**THE REQUEST**
Output each line of the material exactly as it stands.

**ENTRIES SHOWN**

####

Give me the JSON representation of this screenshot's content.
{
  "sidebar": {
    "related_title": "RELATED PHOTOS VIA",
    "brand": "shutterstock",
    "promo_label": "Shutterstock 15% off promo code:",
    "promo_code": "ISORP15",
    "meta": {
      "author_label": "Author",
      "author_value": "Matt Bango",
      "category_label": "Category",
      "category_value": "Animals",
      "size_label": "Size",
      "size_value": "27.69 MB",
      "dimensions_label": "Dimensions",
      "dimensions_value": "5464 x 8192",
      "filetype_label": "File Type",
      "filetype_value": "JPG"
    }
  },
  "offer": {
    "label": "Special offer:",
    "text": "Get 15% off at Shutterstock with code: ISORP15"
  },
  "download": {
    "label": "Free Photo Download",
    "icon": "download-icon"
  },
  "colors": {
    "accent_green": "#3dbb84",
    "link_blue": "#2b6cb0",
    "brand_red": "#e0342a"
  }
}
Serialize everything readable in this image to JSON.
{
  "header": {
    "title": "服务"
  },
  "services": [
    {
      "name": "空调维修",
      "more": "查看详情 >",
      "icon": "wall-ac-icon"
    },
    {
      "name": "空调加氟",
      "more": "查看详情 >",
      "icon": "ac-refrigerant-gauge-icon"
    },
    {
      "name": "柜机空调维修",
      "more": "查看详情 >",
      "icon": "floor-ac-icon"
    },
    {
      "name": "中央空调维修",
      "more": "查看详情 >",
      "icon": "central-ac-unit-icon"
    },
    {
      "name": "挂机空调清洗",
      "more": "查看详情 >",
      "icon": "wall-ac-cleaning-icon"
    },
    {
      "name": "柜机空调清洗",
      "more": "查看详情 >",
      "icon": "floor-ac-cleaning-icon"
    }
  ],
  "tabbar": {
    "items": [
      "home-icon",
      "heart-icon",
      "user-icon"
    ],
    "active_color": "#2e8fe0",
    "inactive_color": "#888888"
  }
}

####

**SOLUTION TO THIS PROBLEM**
Give me the JSON representation of this screenshot's content.
{
  "sidebar": {
    "related_title": "RELATED PHOTOS VIA",
    "brand": "shutterstock",
    "promo_label": "Shutterstock 15% off promo code:",
    "promo_code": "ISORP15",
    "meta": {
      "author_label": "Author",
      "author_value": "Matt Bango",
      "category_label": "Category",
      "category_value": "Animals",
      "size_label": "Size",
      "size_value": "27.69 MB",
      "dimensions_label": "Dimensions",
      "dimensions_value": "5464 x 8192",
      "filetype_label": "File Type",
      "filetype_value": "JPG"
    }
  },
  "offer": {
    "label": "Special offer:",
    "text": "Get 15% off at Shutterstock with code: ISORP15"
  },
  "download": {
    "label": "Free Photo Download",
    "icon": "download-icon"
  },
  "colors": {
    "accent_green": "#3dbb84",
    "link_blue": "#2b6cb0",
    "brand_red": "#e0342a"
  }
}
Serialize everything readable in this image to JSON.
{
  "header": {
    "title": "服务"
  },
  "services": [
    {
      "name": "空调维修",
      "more": "查看详情 >",
      "icon": "wall-ac-icon"
    },
    {
      "name": "空调加氟",
      "more": "查看详情 >",
      "icon": "ac-refrigerant-gauge-icon"
    },
    {
      "name": "柜机空调维修",
      "more": "查看详情 >",
      "icon": "floor-ac-icon"
    },
    {
      "name": "中央空调维修",
      "more": "查看详情 >",
      "icon": "central-ac-unit-icon"
    },
    {
      "name": "挂机空调清洗",
      "more": "查看详情 >",
      "icon": "wall-ac-cleaning-icon"
    },
    {
      "name": "柜机空调清洗",
      "more": "查看详情 >",
      "icon": "floor-ac-cleaning-icon"
    }
  ],
  "tabbar": {
    "items": [
      "home-icon",
      "heart-icon",
      "user-icon"
    ],
    "active_color": "#2e8fe0",
    "inactive_color": "#888888"
  }
}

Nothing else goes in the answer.